# To do
Count how many lines hold the string "средств". Give that number alone.
** begin Record list **
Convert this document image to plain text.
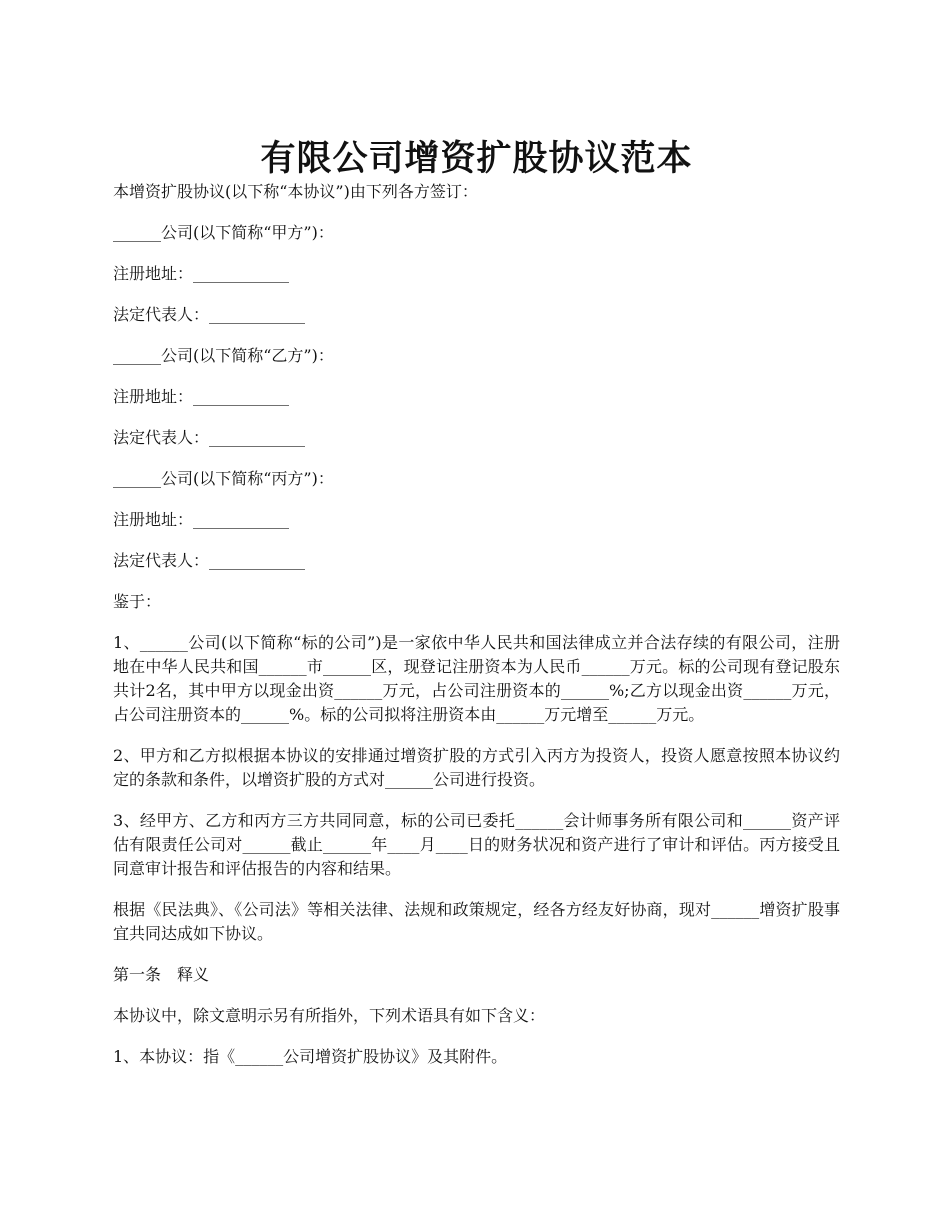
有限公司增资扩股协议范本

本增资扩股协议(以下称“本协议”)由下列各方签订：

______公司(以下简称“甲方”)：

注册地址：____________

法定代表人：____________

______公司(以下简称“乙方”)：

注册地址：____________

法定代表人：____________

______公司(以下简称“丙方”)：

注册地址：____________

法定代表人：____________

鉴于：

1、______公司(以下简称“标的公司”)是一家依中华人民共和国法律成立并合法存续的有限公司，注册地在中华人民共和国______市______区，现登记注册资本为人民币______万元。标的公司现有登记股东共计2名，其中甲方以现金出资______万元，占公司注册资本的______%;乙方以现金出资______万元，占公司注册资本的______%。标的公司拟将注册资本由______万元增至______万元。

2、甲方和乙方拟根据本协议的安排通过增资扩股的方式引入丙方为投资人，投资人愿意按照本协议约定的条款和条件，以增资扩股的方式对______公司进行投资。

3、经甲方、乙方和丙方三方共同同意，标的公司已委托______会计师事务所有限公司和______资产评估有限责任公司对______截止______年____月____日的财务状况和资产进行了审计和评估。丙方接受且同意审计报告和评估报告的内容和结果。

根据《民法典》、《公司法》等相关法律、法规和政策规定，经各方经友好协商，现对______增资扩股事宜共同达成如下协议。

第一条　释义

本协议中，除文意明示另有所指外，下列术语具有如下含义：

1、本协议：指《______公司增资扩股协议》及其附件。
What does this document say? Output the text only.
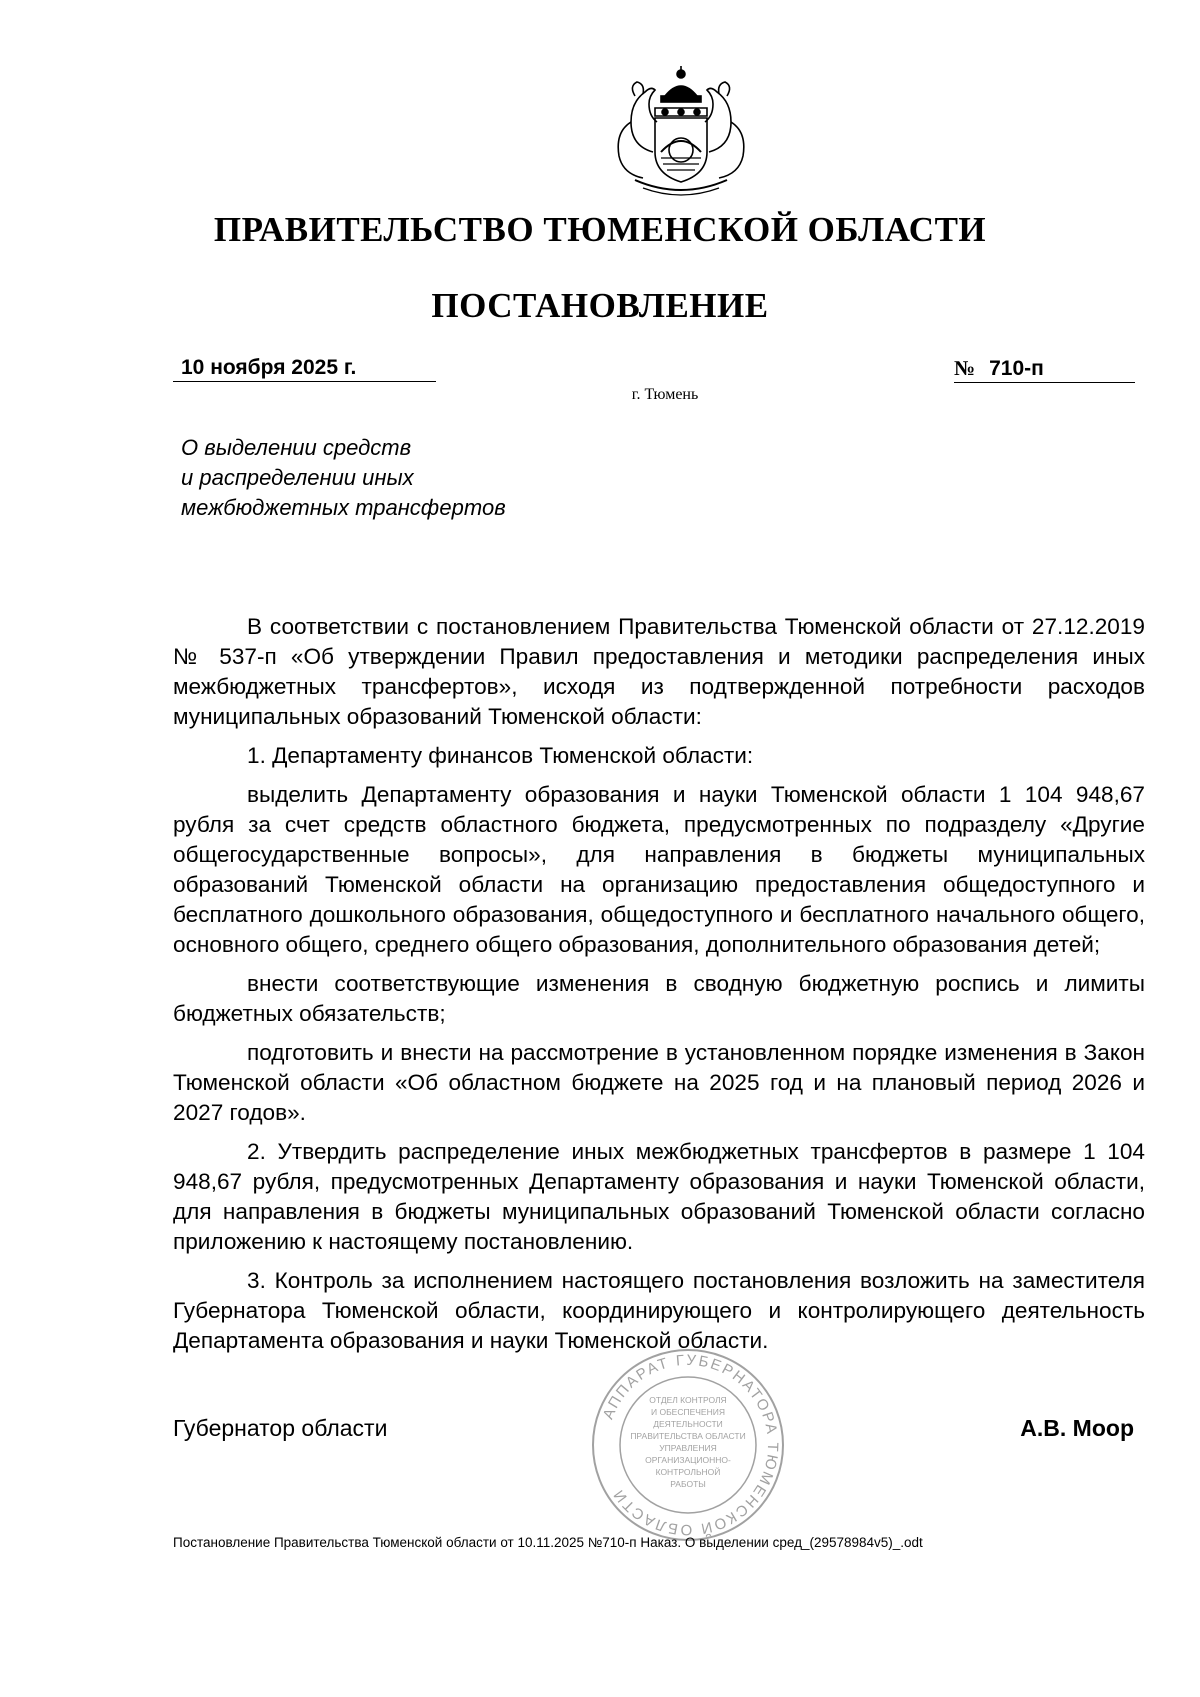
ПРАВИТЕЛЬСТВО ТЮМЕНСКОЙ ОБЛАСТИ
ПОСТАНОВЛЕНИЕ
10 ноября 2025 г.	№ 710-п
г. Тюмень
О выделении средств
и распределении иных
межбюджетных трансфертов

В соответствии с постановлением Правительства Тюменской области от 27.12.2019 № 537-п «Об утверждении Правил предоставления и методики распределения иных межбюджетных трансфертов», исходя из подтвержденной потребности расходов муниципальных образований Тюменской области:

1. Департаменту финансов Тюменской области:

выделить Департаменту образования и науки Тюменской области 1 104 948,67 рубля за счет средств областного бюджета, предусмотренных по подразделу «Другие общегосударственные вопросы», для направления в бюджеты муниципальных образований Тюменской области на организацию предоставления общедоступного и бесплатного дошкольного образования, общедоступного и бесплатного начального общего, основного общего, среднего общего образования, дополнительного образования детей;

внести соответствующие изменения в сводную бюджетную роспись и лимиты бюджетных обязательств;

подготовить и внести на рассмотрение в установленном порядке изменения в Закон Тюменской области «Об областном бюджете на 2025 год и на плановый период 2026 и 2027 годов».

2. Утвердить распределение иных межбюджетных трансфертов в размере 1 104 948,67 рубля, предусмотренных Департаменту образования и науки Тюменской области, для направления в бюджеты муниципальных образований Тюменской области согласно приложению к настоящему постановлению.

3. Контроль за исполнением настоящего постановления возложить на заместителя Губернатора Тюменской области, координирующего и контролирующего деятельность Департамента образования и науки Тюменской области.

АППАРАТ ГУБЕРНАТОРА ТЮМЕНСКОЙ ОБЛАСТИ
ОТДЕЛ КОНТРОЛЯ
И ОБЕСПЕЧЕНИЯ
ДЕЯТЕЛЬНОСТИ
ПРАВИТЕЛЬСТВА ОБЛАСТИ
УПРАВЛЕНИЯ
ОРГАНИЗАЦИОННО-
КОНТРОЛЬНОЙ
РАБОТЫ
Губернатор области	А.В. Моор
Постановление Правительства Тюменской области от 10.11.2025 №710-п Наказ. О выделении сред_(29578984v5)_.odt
** end Record list **
# Result for this exercise
2